* **DIRECTION**
Leave every picture out and write out the records below exactly.

* **INPUT**
◇ ◇ ◇

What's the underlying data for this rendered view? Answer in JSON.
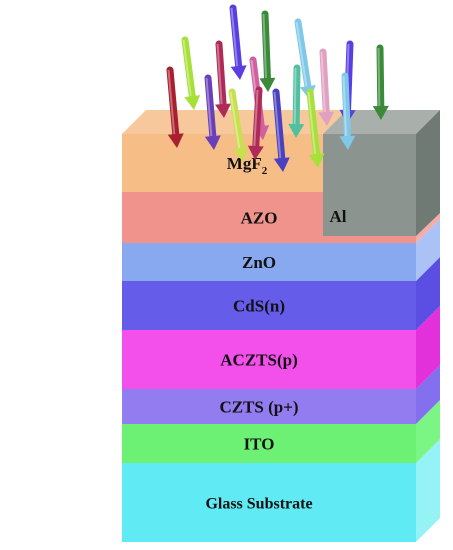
{
  "diagram": {
    "layers": [
      {
        "id": "mgf2",
        "label": "MgF",
        "subscript": "2",
        "color": "#f6b87e",
        "side_color": "#f7c89c"
      },
      {
        "id": "azo",
        "label": "AZO",
        "color": "#f08b84",
        "side_color": "#f4a5a0"
      },
      {
        "id": "zno",
        "label": "ZnO",
        "color": "#7fa2ee",
        "side_color": "#a3bdf4"
      },
      {
        "id": "cds",
        "label": "CdS(n)",
        "color": "#5a50e8",
        "side_color": "#4d3fe0"
      },
      {
        "id": "aczts",
        "label": "ACZTS(p)",
        "color": "#f242e8",
        "side_color": "#e020d8"
      },
      {
        "id": "czts",
        "label": "CZTS (p+)",
        "color": "#8a72ef",
        "side_color": "#7a63ee"
      },
      {
        "id": "ito",
        "label": "ITO",
        "color": "#62f06a",
        "side_color": "#70f478"
      },
      {
        "id": "glass",
        "label": "Glass Substrate",
        "color": "#54e8f2",
        "side_color": "#8cf2f4"
      }
    ],
    "contact": {
      "label": "Al",
      "color": "#8c948f"
    },
    "light_arrow_colors": [
      "#5a3fe0",
      "#3a8a3a",
      "#a8e03a",
      "#b02a58",
      "#7fc8e8",
      "#a82030",
      "#6a3fb8",
      "#c8e050",
      "#d060a0",
      "#4a40c0",
      "#50c0a0",
      "#e0a0c0"
    ]
  }
}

◇ ◇ ◇

* **SOLUTION TO THIS EXERCISE**
What's the underlying data for this rendered view? Answer in JSON.
{
  "diagram": {
    "layers": [
      {
        "id": "mgf2",
        "label": "MgF",
        "subscript": "2",
        "color": "#f6b87e",
        "side_color": "#f7c89c"
      },
      {
        "id": "azo",
        "label": "AZO",
        "color": "#f08b84",
        "side_color": "#f4a5a0"
      },
      {
        "id": "zno",
        "label": "ZnO",
        "color": "#7fa2ee",
        "side_color": "#a3bdf4"
      },
      {
        "id": "cds",
        "label": "CdS(n)",
        "color": "#5a50e8",
        "side_color": "#4d3fe0"
      },
      {
        "id": "aczts",
        "label": "ACZTS(p)",
        "color": "#f242e8",
        "side_color": "#e020d8"
      },
      {
        "id": "czts",
        "label": "CZTS (p+)",
        "color": "#8a72ef",
        "side_color": "#7a63ee"
      },
      {
        "id": "ito",
        "label": "ITO",
        "color": "#62f06a",
        "side_color": "#70f478"
      },
      {
        "id": "glass",
        "label": "Glass Substrate",
        "color": "#54e8f2",
        "side_color": "#8cf2f4"
      }
    ],
    "contact": {
      "label": "Al",
      "color": "#8c948f"
    },
    "light_arrow_colors": [
      "#5a3fe0",
      "#3a8a3a",
      "#a8e03a",
      "#b02a58",
      "#7fc8e8",
      "#a82030",
      "#6a3fb8",
      "#c8e050",
      "#d060a0",
      "#4a40c0",
      "#50c0a0",
      "#e0a0c0"
    ]
  }
}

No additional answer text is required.